Given instruction ▸ Find the string "Placement" in the listing and report every line that has it.

Material supplied ▸
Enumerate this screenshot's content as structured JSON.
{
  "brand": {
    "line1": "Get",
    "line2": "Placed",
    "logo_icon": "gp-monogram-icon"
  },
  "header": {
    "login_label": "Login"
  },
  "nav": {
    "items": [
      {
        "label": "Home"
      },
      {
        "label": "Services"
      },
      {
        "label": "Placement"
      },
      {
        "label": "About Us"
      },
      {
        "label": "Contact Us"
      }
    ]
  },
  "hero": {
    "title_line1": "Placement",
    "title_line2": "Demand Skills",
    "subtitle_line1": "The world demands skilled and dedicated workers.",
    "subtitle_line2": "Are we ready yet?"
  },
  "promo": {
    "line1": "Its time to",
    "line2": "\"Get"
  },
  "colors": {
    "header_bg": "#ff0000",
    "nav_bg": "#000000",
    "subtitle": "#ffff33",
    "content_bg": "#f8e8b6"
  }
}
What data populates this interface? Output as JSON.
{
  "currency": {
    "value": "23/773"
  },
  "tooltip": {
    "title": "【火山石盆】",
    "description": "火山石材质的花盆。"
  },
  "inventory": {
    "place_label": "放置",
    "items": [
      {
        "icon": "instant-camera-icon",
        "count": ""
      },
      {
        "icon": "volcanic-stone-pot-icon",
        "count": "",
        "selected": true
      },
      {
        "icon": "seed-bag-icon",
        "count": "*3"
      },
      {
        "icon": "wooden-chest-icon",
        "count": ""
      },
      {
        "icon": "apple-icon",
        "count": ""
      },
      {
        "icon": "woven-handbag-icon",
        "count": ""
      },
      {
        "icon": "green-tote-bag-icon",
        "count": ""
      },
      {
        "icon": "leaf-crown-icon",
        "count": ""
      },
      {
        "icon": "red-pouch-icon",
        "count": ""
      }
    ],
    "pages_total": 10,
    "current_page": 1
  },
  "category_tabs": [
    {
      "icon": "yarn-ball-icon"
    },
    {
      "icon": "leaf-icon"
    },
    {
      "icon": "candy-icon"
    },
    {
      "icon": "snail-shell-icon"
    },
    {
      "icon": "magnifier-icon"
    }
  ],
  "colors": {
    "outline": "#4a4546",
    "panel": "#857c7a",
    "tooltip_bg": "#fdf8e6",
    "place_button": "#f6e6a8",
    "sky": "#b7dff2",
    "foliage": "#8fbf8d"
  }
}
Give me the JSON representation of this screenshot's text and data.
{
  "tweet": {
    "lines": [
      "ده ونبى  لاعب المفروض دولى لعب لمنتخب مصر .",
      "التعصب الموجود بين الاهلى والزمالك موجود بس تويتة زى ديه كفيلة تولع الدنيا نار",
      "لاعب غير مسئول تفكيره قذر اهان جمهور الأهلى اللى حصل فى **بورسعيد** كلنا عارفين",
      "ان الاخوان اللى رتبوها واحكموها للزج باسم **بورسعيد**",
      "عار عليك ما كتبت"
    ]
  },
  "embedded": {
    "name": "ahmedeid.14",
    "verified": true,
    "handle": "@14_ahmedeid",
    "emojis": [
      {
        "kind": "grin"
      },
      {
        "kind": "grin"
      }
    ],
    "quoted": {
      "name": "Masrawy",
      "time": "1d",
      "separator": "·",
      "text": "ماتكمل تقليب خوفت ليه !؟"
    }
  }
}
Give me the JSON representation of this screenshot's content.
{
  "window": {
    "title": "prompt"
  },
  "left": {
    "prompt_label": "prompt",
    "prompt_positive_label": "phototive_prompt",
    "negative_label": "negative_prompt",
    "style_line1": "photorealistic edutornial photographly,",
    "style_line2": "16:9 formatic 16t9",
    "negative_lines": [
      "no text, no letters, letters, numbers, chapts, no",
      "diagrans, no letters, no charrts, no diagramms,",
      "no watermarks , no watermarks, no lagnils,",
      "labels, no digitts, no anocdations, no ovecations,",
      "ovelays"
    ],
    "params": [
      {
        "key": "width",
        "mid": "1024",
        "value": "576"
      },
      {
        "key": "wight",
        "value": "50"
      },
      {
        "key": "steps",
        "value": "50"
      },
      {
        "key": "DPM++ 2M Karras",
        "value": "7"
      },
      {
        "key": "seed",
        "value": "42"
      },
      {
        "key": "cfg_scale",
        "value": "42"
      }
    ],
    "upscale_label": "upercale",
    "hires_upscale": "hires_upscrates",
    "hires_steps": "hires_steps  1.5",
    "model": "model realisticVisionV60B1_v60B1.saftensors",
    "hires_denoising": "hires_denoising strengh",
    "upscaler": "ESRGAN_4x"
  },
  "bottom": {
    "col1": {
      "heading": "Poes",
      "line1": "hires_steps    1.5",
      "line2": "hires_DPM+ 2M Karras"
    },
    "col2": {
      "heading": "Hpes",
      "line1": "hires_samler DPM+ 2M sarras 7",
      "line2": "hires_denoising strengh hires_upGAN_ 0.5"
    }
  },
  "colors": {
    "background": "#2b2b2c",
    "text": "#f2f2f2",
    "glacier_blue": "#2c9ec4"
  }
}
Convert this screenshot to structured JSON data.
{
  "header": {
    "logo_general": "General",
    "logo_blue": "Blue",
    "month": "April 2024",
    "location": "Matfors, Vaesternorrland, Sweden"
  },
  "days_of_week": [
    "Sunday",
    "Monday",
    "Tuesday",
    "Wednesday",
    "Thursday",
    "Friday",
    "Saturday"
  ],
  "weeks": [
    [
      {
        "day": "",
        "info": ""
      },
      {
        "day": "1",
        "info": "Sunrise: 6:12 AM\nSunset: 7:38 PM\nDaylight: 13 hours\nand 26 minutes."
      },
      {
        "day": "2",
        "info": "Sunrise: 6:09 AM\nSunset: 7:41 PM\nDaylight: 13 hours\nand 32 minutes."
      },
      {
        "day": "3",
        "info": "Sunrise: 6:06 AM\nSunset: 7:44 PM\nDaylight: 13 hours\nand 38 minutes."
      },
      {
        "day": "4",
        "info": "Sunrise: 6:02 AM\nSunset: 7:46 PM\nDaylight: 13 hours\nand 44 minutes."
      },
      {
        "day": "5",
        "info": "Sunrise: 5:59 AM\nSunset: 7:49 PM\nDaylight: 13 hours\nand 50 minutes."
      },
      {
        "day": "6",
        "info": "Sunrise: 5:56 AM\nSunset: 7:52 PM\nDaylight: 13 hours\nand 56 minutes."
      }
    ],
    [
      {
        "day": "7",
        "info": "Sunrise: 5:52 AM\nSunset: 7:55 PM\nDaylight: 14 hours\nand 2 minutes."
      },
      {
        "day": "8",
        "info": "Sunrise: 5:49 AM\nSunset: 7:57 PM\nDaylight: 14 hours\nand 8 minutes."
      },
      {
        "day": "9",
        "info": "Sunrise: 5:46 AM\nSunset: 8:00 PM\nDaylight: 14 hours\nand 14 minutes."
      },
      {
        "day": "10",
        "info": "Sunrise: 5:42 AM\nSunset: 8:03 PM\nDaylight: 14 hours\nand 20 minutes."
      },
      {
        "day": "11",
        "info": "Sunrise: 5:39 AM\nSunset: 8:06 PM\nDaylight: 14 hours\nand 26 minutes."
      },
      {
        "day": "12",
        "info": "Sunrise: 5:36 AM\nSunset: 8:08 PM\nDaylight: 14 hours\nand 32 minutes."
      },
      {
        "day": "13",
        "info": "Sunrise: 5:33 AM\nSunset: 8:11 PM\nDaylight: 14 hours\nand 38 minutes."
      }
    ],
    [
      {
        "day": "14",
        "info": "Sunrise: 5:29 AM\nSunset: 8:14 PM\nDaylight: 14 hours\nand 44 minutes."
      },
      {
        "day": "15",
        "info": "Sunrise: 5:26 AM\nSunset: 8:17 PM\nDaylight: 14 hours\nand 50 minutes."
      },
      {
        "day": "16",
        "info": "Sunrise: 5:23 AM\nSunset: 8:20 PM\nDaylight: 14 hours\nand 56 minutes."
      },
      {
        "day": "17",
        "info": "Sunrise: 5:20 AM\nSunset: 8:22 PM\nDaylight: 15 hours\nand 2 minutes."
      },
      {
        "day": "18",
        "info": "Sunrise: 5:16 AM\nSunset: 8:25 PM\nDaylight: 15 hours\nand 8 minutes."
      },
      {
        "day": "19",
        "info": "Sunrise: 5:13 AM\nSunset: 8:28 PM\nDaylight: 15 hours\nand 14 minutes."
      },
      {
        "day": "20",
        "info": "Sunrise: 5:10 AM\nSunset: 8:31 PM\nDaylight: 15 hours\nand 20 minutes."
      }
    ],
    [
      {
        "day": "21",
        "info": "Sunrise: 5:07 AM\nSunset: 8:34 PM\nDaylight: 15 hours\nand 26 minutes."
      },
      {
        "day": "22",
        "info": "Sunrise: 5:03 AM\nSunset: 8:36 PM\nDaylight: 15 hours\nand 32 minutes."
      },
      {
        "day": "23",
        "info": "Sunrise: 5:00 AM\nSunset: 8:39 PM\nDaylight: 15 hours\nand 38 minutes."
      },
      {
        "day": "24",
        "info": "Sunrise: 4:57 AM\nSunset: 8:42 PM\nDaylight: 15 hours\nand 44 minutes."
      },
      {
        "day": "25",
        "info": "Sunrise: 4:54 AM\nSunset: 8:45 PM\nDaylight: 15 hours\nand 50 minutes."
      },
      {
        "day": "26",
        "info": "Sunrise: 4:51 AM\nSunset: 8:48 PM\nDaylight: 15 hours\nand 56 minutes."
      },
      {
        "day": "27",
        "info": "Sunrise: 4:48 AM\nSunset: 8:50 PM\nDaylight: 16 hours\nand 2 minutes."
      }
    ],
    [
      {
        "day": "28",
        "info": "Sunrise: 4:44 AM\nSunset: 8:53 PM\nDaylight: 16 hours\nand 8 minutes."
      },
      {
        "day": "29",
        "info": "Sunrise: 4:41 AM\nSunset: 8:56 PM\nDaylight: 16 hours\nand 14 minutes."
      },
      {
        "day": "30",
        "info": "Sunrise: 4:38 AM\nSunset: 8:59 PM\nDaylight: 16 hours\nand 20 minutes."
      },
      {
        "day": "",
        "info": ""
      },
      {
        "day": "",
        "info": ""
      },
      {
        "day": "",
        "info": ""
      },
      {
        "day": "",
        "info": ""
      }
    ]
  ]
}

Task response ▸
        "label": "Placement"
    "title_line1": "Placement",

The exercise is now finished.